• **TASK GOAL**
Would you return all of this data exactly, leaving nothing out?

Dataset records
************

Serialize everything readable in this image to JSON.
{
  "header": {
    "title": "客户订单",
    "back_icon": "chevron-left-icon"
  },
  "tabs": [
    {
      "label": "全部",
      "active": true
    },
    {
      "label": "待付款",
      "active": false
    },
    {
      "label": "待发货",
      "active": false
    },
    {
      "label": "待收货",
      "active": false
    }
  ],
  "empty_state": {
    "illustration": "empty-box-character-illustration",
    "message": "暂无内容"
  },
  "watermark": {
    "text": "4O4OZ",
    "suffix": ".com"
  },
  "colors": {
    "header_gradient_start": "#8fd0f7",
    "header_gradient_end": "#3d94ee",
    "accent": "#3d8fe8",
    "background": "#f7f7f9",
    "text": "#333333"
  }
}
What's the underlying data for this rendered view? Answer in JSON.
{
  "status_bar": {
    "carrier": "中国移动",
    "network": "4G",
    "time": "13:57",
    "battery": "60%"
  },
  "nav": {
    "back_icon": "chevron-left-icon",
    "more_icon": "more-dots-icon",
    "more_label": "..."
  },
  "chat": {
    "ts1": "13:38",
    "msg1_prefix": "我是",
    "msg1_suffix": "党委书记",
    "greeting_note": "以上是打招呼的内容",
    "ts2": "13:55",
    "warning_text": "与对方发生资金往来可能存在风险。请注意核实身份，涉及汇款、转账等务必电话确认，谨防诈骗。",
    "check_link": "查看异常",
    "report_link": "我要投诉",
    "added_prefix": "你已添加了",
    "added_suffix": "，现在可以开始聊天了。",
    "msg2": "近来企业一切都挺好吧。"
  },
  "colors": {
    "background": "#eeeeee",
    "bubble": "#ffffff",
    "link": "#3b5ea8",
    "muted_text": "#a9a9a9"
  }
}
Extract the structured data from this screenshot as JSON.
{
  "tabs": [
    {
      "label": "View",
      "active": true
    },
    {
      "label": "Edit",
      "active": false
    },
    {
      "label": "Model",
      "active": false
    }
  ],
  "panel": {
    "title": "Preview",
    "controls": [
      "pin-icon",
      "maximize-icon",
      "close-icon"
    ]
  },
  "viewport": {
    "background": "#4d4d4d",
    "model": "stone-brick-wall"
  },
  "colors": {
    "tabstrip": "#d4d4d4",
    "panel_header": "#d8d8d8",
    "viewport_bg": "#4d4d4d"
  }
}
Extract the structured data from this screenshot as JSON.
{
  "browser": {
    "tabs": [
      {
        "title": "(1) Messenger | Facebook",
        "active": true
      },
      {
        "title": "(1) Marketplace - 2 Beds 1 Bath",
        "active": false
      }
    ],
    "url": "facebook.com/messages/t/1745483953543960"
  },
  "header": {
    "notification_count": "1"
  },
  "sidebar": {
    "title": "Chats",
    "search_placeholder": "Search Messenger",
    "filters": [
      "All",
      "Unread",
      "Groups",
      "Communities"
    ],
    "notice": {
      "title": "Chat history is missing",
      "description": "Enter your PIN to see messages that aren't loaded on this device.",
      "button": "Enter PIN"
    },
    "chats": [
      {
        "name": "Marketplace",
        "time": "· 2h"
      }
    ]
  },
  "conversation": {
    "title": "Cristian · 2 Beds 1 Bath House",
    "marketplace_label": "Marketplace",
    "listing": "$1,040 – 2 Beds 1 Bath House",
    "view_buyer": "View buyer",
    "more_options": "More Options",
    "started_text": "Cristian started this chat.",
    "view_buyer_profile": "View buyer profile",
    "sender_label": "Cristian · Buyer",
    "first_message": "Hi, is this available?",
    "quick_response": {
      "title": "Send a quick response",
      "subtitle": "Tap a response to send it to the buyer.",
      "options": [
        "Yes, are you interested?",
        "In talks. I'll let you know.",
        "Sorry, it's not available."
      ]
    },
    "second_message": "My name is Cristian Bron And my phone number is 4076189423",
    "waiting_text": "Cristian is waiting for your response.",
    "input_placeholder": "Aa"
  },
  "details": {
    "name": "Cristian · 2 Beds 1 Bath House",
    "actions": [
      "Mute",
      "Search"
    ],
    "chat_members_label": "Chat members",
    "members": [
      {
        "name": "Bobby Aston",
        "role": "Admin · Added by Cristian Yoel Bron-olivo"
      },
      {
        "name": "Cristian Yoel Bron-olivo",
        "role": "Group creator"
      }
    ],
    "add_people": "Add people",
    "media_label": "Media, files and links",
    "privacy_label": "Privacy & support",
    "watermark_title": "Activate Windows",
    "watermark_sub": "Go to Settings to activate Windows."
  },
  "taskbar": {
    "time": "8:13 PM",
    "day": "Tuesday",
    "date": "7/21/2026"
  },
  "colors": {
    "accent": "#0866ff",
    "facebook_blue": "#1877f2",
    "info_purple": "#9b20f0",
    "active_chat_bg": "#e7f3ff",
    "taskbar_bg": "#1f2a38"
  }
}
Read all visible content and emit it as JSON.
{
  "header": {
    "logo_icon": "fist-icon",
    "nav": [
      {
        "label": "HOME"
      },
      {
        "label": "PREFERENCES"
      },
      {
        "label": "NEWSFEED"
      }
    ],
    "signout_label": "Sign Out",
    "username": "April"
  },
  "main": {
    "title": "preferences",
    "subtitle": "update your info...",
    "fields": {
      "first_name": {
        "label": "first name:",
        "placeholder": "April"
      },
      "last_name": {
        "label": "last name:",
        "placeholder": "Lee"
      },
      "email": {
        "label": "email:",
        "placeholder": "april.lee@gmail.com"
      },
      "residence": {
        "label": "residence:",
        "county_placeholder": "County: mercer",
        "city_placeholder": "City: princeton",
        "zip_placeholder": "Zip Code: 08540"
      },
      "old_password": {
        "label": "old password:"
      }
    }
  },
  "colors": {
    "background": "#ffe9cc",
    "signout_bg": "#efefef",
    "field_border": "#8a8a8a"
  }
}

************

• **SOLUTION**
Serialize everything readable in this image to JSON.
{
  "header": {
    "title": "客户订单",
    "back_icon": "chevron-left-icon"
  },
  "tabs": [
    {
      "label": "全部",
      "active": true
    },
    {
      "label": "待付款",
      "active": false
    },
    {
      "label": "待发货",
      "active": false
    },
    {
      "label": "待收货",
      "active": false
    }
  ],
  "empty_state": {
    "illustration": "empty-box-character-illustration",
    "message": "暂无内容"
  },
  "watermark": {
    "text": "4O4OZ",
    "suffix": ".com"
  },
  "colors": {
    "header_gradient_start": "#8fd0f7",
    "header_gradient_end": "#3d94ee",
    "accent": "#3d8fe8",
    "background": "#f7f7f9",
    "text": "#333333"
  }
}
What's the underlying data for this rendered view? Answer in JSON.
{
  "status_bar": {
    "carrier": "中国移动",
    "network": "4G",
    "time": "13:57",
    "battery": "60%"
  },
  "nav": {
    "back_icon": "chevron-left-icon",
    "more_icon": "more-dots-icon",
    "more_label": "..."
  },
  "chat": {
    "ts1": "13:38",
    "msg1_prefix": "我是",
    "msg1_suffix": "党委书记",
    "greeting_note": "以上是打招呼的内容",
    "ts2": "13:55",
    "warning_text": "与对方发生资金往来可能存在风险。请注意核实身份，涉及汇款、转账等务必电话确认，谨防诈骗。",
    "check_link": "查看异常",
    "report_link": "我要投诉",
    "added_prefix": "你已添加了",
    "added_suffix": "，现在可以开始聊天了。",
    "msg2": "近来企业一切都挺好吧。"
  },
  "colors": {
    "background": "#eeeeee",
    "bubble": "#ffffff",
    "link": "#3b5ea8",
    "muted_text": "#a9a9a9"
  }
}
Extract the structured data from this screenshot as JSON.
{
  "tabs": [
    {
      "label": "View",
      "active": true
    },
    {
      "label": "Edit",
      "active": false
    },
    {
      "label": "Model",
      "active": false
    }
  ],
  "panel": {
    "title": "Preview",
    "controls": [
      "pin-icon",
      "maximize-icon",
      "close-icon"
    ]
  },
  "viewport": {
    "background": "#4d4d4d",
    "model": "stone-brick-wall"
  },
  "colors": {
    "tabstrip": "#d4d4d4",
    "panel_header": "#d8d8d8",
    "viewport_bg": "#4d4d4d"
  }
}
Extract the structured data from this screenshot as JSON.
{
  "browser": {
    "tabs": [
      {
        "title": "(1) Messenger | Facebook",
        "active": true
      },
      {
        "title": "(1) Marketplace - 2 Beds 1 Bath",
        "active": false
      }
    ],
    "url": "facebook.com/messages/t/1745483953543960"
  },
  "header": {
    "notification_count": "1"
  },
  "sidebar": {
    "title": "Chats",
    "search_placeholder": "Search Messenger",
    "filters": [
      "All",
      "Unread",
      "Groups",
      "Communities"
    ],
    "notice": {
      "title": "Chat history is missing",
      "description": "Enter your PIN to see messages that aren't loaded on this device.",
      "button": "Enter PIN"
    },
    "chats": [
      {
        "name": "Marketplace",
        "time": "· 2h"
      }
    ]
  },
  "conversation": {
    "title": "Cristian · 2 Beds 1 Bath House",
    "marketplace_label": "Marketplace",
    "listing": "$1,040 – 2 Beds 1 Bath House",
    "view_buyer": "View buyer",
    "more_options": "More Options",
    "started_text": "Cristian started this chat.",
    "view_buyer_profile": "View buyer profile",
    "sender_label": "Cristian · Buyer",
    "first_message": "Hi, is this available?",
    "quick_response": {
      "title": "Send a quick response",
      "subtitle": "Tap a response to send it to the buyer.",
      "options": [
        "Yes, are you interested?",
        "In talks. I'll let you know.",
        "Sorry, it's not available."
      ]
    },
    "second_message": "My name is Cristian Bron And my phone number is 4076189423",
    "waiting_text": "Cristian is waiting for your response.",
    "input_placeholder": "Aa"
  },
  "details": {
    "name": "Cristian · 2 Beds 1 Bath House",
    "actions": [
      "Mute",
      "Search"
    ],
    "chat_members_label": "Chat members",
    "members": [
      {
        "name": "Bobby Aston",
        "role": "Admin · Added by Cristian Yoel Bron-olivo"
      },
      {
        "name": "Cristian Yoel Bron-olivo",
        "role": "Group creator"
      }
    ],
    "add_people": "Add people",
    "media_label": "Media, files and links",
    "privacy_label": "Privacy & support",
    "watermark_title": "Activate Windows",
    "watermark_sub": "Go to Settings to activate Windows."
  },
  "taskbar": {
    "time": "8:13 PM",
    "day": "Tuesday",
    "date": "7/21/2026"
  },
  "colors": {
    "accent": "#0866ff",
    "facebook_blue": "#1877f2",
    "info_purple": "#9b20f0",
    "active_chat_bg": "#e7f3ff",
    "taskbar_bg": "#1f2a38"
  }
}
Read all visible content and emit it as JSON.
{
  "header": {
    "logo_icon": "fist-icon",
    "nav": [
      {
        "label": "HOME"
      },
      {
        "label": "PREFERENCES"
      },
      {
        "label": "NEWSFEED"
      }
    ],
    "signout_label": "Sign Out",
    "username": "April"
  },
  "main": {
    "title": "preferences",
    "subtitle": "update your info...",
    "fields": {
      "first_name": {
        "label": "first name:",
        "placeholder": "April"
      },
      "last_name": {
        "label": "last name:",
        "placeholder": "Lee"
      },
      "email": {
        "label": "email:",
        "placeholder": "april.lee@gmail.com"
      },
      "residence": {
        "label": "residence:",
        "county_placeholder": "County: mercer",
        "city_placeholder": "City: princeton",
        "zip_placeholder": "Zip Code: 08540"
      },
      "old_password": {
        "label": "old password:"
      }
    }
  },
  "colors": {
    "background": "#ffe9cc",
    "signout_bg": "#efefef",
    "field_border": "#8a8a8a"
  }
}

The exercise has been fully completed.